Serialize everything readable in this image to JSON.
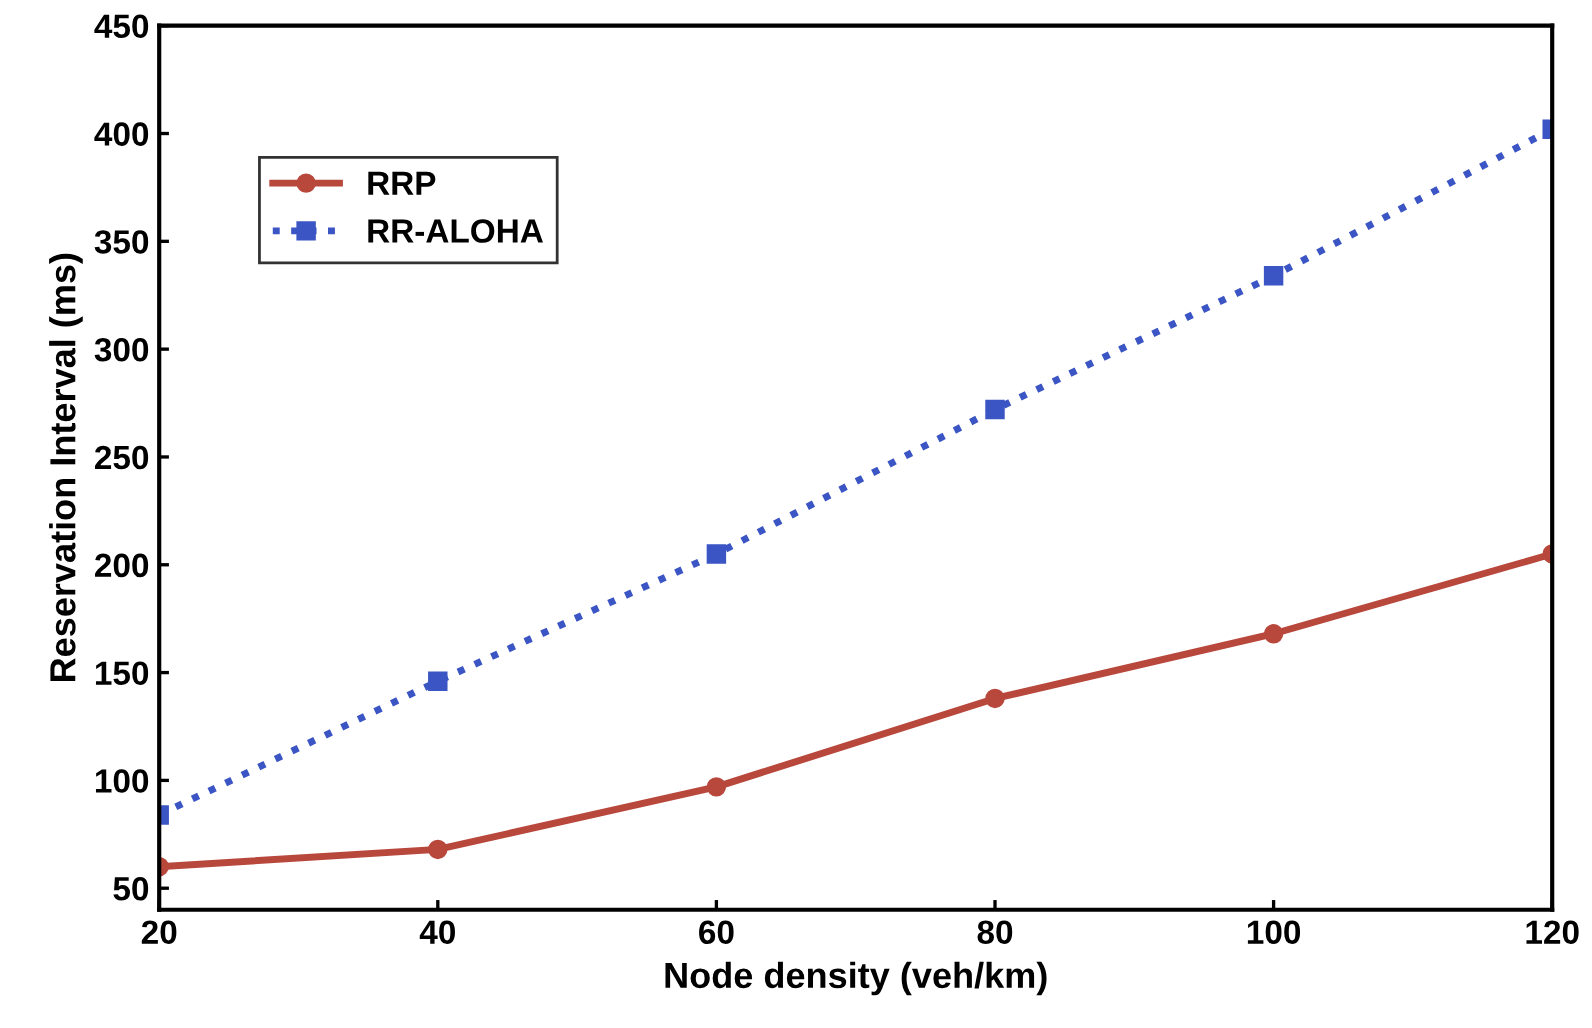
{
  "chart_data": {
    "type": "line",
    "xlabel": "Node density (veh/km)",
    "ylabel": "Reservation Interval (ms)",
    "x": [
      20,
      40,
      60,
      80,
      100,
      120
    ],
    "series": [
      {
        "name": "RRP",
        "color": "#b8473c",
        "values": [
          60,
          68,
          97,
          138,
          168,
          205
        ],
        "marker": "circle",
        "line_style": "solid"
      },
      {
        "name": "RR-ALOHA",
        "color": "#3b55c4",
        "values": [
          84,
          146,
          205,
          272,
          334,
          402
        ],
        "marker": "square",
        "line_style": "dotted"
      }
    ],
    "xlim": [
      20,
      120
    ],
    "xticks": [
      20,
      40,
      60,
      80,
      100,
      120
    ],
    "ylim": [
      40,
      450
    ],
    "yticks": [
      50,
      100,
      150,
      200,
      250,
      300,
      350,
      400,
      450
    ],
    "grid": false,
    "legend": "top left"
  }
}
☆ ☆ ☆ ☆ ☆
**Aim of the exercise**
Leave out the pictures and copy everything else in the records word for word.

**Task response**
Serialize everything readable in this image to JSON.
{
  "chart_data": {
    "type": "line",
    "xlabel": "Node density (veh/km)",
    "ylabel": "Reservation Interval (ms)",
    "x": [
      20,
      40,
      60,
      80,
      100,
      120
    ],
    "series": [
      {
        "name": "RRP",
        "color": "#b8473c",
        "values": [
          60,
          68,
          97,
          138,
          168,
          205
        ],
        "marker": "circle",
        "line_style": "solid"
      },
      {
        "name": "RR-ALOHA",
        "color": "#3b55c4",
        "values": [
          84,
          146,
          205,
          272,
          334,
          402
        ],
        "marker": "square",
        "line_style": "dotted"
      }
    ],
    "xlim": [
      20,
      120
    ],
    "xticks": [
      20,
      40,
      60,
      80,
      100,
      120
    ],
    "ylim": [
      40,
      450
    ],
    "yticks": [
      50,
      100,
      150,
      200,
      250,
      300,
      350,
      400,
      450
    ],
    "grid": false,
    "legend": "top left"
  }
}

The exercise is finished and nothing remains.